Objective: Retype the material that follows, keeping every word as it is.

[Records]
################

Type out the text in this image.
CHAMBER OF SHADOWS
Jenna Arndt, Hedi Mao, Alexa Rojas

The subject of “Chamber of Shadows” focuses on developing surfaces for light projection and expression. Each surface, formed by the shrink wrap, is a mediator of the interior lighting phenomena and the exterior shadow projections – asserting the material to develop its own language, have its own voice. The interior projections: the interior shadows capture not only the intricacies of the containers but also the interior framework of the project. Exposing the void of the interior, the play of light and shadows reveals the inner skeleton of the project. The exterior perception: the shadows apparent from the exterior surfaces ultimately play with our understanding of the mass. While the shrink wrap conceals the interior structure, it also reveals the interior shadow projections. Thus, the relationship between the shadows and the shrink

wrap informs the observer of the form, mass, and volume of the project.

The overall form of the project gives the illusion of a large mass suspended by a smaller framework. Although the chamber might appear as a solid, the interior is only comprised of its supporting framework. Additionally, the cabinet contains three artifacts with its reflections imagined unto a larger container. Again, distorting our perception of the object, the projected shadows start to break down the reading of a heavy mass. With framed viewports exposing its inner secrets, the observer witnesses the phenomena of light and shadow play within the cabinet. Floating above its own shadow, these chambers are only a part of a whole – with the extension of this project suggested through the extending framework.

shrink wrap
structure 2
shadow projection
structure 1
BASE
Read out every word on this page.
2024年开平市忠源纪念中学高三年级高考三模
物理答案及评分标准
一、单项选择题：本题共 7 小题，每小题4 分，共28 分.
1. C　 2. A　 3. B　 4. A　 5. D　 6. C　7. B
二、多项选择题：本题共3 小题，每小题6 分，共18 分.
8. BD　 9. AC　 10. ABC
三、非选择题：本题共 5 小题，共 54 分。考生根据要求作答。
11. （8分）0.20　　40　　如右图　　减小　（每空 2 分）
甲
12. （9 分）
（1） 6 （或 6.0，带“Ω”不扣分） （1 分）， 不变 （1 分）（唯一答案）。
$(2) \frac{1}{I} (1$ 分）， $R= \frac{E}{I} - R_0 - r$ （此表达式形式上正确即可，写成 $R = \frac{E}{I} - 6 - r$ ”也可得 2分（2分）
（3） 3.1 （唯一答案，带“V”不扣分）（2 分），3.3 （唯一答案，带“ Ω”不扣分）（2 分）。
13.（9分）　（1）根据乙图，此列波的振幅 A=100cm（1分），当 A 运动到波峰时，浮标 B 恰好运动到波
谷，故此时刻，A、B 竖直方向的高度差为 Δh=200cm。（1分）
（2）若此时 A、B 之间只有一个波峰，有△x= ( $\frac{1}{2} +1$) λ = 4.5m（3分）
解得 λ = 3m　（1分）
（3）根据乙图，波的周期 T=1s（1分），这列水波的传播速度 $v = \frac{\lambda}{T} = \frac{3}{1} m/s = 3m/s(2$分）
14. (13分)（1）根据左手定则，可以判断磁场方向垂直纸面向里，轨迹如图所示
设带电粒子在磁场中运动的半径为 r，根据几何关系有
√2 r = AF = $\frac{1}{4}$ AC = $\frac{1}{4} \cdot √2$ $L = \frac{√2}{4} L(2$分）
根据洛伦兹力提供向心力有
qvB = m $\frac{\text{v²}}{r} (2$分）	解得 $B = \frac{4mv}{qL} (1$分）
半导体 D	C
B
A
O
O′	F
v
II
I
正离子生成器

################

Exercise solution:
Type out the text in this image.
CHAMBER OF SHADOWS
Jenna Arndt, Hedi Mao, Alexa Rojas

The subject of “Chamber of Shadows” focuses on developing surfaces for light projection and expression. Each surface, formed by the shrink wrap, is a mediator of the interior lighting phenomena and the exterior shadow projections – asserting the material to develop its own language, have its own voice. The interior projections: the interior shadows capture not only the intricacies of the containers but also the interior framework of the project. Exposing the void of the interior, the play of light and shadows reveals the inner skeleton of the project. The exterior perception: the shadows apparent from the exterior surfaces ultimately play with our understanding of the mass. While the shrink wrap conceals the interior structure, it also reveals the interior shadow projections. Thus, the relationship between the shadows and the shrink

wrap informs the observer of the form, mass, and volume of the project.

The overall form of the project gives the illusion of a large mass suspended by a smaller framework. Although the chamber might appear as a solid, the interior is only comprised of its supporting framework. Additionally, the cabinet contains three artifacts with its reflections imagined unto a larger container. Again, distorting our perception of the object, the projected shadows start to break down the reading of a heavy mass. With framed viewports exposing its inner secrets, the observer witnesses the phenomena of light and shadow play within the cabinet. Floating above its own shadow, these chambers are only a part of a whole – with the extension of this project suggested through the extending framework.

shrink wrap
structure 2
shadow projection
structure 1
BASE
Read out every word on this page.
2024年开平市忠源纪念中学高三年级高考三模
物理答案及评分标准
一、单项选择题：本题共 7 小题，每小题4 分，共28 分.
1. C　 2. A　 3. B　 4. A　 5. D　 6. C　7. B
二、多项选择题：本题共3 小题，每小题6 分，共18 分.
8. BD　 9. AC　 10. ABC
三、非选择题：本题共 5 小题，共 54 分。考生根据要求作答。
11. （8分）0.20　　40　　如右图　　减小　（每空 2 分）
甲
12. （9 分）
（1） 6 （或 6.0，带“Ω”不扣分） （1 分）， 不变 （1 分）（唯一答案）。
$(2) \frac{1}{I} (1$ 分）， $R= \frac{E}{I} - R_0 - r$ （此表达式形式上正确即可，写成 $R = \frac{E}{I} - 6 - r$ ”也可得 2分（2分）
（3） 3.1 （唯一答案，带“V”不扣分）（2 分），3.3 （唯一答案，带“ Ω”不扣分）（2 分）。
13.（9分）　（1）根据乙图，此列波的振幅 A=100cm（1分），当 A 运动到波峰时，浮标 B 恰好运动到波
谷，故此时刻，A、B 竖直方向的高度差为 Δh=200cm。（1分）
（2）若此时 A、B 之间只有一个波峰，有△x= ( $\frac{1}{2} +1$) λ = 4.5m（3分）
解得 λ = 3m　（1分）
（3）根据乙图，波的周期 T=1s（1分），这列水波的传播速度 $v = \frac{\lambda}{T} = \frac{3}{1} m/s = 3m/s(2$分）
14. (13分)（1）根据左手定则，可以判断磁场方向垂直纸面向里，轨迹如图所示
设带电粒子在磁场中运动的半径为 r，根据几何关系有
√2 r = AF = $\frac{1}{4}$ AC = $\frac{1}{4} \cdot √2$ $L = \frac{√2}{4} L(2$分）
根据洛伦兹力提供向心力有
qvB = m $\frac{\text{v²}}{r} (2$分）	解得 $B = \frac{4mv}{qL} (1$分）
半导体 D	C
B
A
O
O′	F
v
II
I
正离子生成器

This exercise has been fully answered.